**Challenges:**
1. Answer these questions from the travel essay, one line each:
(a) Which city does the writer travel to in October?
(b) Where did the writer buy a ticket to before scuttling that plan?
(c) Which Zadie Smith novel appears in the list at the top?
2. Can you put this sentence from the travel essay into Spanish: "That means I'm planning two big trips at once and it's not financially healthy nor psychologically joyful."
3. Resume the travel essay after its final sentence, keeping the same voice.

**Text provided:**
Rounding up to 10: “My Brilliant Friend” by Elena Ferrante; “White Teeth” by Zadie Smith; “The Corrections” by Jonathan Franzen; “Outline” by Rachel Cusk; “Train Dreams” by Denis Johnson.

Tripped up on trips

One of the more jackassy things I’ve done lately is buy a small stack of books about Berlin, where I travel to in October, and buy a smaller stack of books about Hong Kong, where I’ve rather rashly decided I will travel to in January. That means I’m planning two big trips at once and it’s not financially healthy nor psychologically joyful. It’s kind of driving me crazy. It’s what is called, in polite society, a dick move.

I’m getting greedy. Or antsy. My wanderlust is in labor, twin trips ready to pop out. Travel is one of my prime passions, and when it’s piqued, I gotta scoot. Move over Berlin, Hong Kong is a’calling. 

After marinating for weeks in all things Berlin, I’m now thinking about Hong Kong more than the German capital. Honestly, I haven’t even read all my Berlin books and here I am scouring hotels on an overpopulated island with precarious ties to China. It’s like I’m leapfrogging, snarfing down dessert before the second course has even arrived.

Before I decided on Berlin, I made two false starts in my annual travel plans. I bought a ticket to Santiago, Chile, why I’m not quite sure. I scuttled that. Toronto (wha?) was next, until I ditched that idea, too. Then somehow Berlin — massive history, fine fall weather, beer, bratwurst and beer — zapped in my brain like a neon laser in a sweaty, druggy East Berlin club. Haven’t been there in many years, I mused, let’s check it out as a real adult, which is an entirely relative concept.

**Data extract:**
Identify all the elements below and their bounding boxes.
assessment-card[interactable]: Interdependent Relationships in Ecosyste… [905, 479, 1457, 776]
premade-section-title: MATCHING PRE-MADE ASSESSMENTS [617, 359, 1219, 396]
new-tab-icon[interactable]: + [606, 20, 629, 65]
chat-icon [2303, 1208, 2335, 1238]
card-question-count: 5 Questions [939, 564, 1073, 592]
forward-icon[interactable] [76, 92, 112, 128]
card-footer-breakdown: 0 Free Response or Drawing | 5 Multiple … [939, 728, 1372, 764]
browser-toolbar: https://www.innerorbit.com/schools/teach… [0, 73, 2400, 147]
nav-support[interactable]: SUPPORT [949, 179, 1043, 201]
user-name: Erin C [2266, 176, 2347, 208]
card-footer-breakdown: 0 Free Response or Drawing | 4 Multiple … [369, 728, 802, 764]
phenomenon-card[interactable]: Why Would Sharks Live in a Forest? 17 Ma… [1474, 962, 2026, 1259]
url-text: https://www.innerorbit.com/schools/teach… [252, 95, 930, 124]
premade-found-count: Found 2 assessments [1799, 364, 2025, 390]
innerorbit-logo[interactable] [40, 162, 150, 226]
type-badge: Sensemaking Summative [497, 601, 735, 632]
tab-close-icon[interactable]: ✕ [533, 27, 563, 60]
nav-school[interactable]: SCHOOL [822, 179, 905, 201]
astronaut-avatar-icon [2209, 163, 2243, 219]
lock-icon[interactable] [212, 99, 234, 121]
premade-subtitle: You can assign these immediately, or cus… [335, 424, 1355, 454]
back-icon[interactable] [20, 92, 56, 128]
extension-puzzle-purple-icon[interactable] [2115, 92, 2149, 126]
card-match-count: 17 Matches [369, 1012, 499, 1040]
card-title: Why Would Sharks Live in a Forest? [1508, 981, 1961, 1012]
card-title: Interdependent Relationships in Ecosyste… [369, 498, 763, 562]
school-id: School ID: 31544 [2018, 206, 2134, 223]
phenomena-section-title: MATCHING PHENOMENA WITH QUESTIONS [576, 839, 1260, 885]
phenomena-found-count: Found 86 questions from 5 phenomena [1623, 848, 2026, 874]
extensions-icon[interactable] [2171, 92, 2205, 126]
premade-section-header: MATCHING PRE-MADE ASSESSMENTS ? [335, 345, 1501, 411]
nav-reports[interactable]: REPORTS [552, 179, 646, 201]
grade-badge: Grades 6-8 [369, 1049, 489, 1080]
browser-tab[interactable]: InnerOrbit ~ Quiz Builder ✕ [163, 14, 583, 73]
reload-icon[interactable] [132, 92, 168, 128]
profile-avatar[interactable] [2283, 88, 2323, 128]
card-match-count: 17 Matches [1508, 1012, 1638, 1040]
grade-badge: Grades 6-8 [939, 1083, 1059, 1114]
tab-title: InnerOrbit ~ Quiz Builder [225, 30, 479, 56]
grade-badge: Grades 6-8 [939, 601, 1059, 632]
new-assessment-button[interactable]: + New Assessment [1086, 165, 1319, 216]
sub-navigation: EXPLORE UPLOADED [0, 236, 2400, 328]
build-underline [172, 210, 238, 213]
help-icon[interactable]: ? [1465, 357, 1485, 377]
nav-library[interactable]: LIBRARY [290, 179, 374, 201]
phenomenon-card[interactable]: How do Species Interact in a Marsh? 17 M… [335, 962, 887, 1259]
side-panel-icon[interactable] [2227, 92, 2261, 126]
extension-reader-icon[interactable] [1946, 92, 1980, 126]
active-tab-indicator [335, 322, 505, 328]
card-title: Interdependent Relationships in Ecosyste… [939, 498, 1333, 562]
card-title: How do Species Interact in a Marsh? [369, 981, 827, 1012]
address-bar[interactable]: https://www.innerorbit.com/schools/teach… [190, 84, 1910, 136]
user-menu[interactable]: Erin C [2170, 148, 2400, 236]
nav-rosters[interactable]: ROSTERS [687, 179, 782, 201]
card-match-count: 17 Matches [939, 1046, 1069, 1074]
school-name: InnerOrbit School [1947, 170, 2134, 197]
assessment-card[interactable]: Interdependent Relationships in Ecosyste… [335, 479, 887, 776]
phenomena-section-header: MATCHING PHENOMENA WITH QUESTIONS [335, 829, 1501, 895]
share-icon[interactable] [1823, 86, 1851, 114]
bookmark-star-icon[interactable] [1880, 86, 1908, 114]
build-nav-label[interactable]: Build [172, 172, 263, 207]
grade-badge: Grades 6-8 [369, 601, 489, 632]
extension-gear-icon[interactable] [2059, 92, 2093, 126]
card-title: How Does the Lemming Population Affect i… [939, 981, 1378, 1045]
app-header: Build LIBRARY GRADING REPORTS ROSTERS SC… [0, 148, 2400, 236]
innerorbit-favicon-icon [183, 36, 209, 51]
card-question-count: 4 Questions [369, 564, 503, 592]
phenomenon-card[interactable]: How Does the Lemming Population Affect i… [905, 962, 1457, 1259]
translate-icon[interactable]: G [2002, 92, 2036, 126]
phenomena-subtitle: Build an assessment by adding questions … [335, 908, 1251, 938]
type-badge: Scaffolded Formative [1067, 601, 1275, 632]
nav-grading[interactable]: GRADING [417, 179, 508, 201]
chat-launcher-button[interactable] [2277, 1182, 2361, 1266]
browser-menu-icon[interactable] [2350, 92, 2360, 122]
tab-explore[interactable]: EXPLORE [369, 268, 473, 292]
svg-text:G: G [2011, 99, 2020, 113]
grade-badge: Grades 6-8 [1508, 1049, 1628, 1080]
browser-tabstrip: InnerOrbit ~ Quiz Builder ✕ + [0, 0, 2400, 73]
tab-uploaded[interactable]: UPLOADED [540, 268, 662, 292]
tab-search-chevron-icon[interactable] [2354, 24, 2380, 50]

**Responses to the exercise:**
1.
(a) Berlin
(b) Santiago, Chile
(c) "White Teeth"

2. Eso significa que estoy planeando dos grandes viajes a la vez, y no es ni financieramente sano ni psicológicamente placentero.

3.
Berlin. Cool. Right on. My brother’s coming. Six days. It will be a blast.

And then Marrakesh beckoned. That’s right. 

In the midst of planning Berlin, the travel bug — a venomous, cackling black widow — bit again. It left an awful, itchy wound that somehow led me to Morocco’s great, dusty, tout-teeming desert carnival, even though I’ve been there before, if briefly. I stocked up on Marrakesh guides from the library. I viewed YouTube travelogues. I re-watched Hope and Crosby’s “Road to Morocco” (not really, but now I want to; it’s sublimely funny). 

But Marrakesh quickly proved a desert mirage. That place is hard work — posh but primitive, hagglers hectoring you incessantly, too many redundant souks or bazaars, and, this one gets me right here, open animal abuse, from chained-up performing monkeys to broken-down donkeys. I’m in no mood for a personal PETA patrol.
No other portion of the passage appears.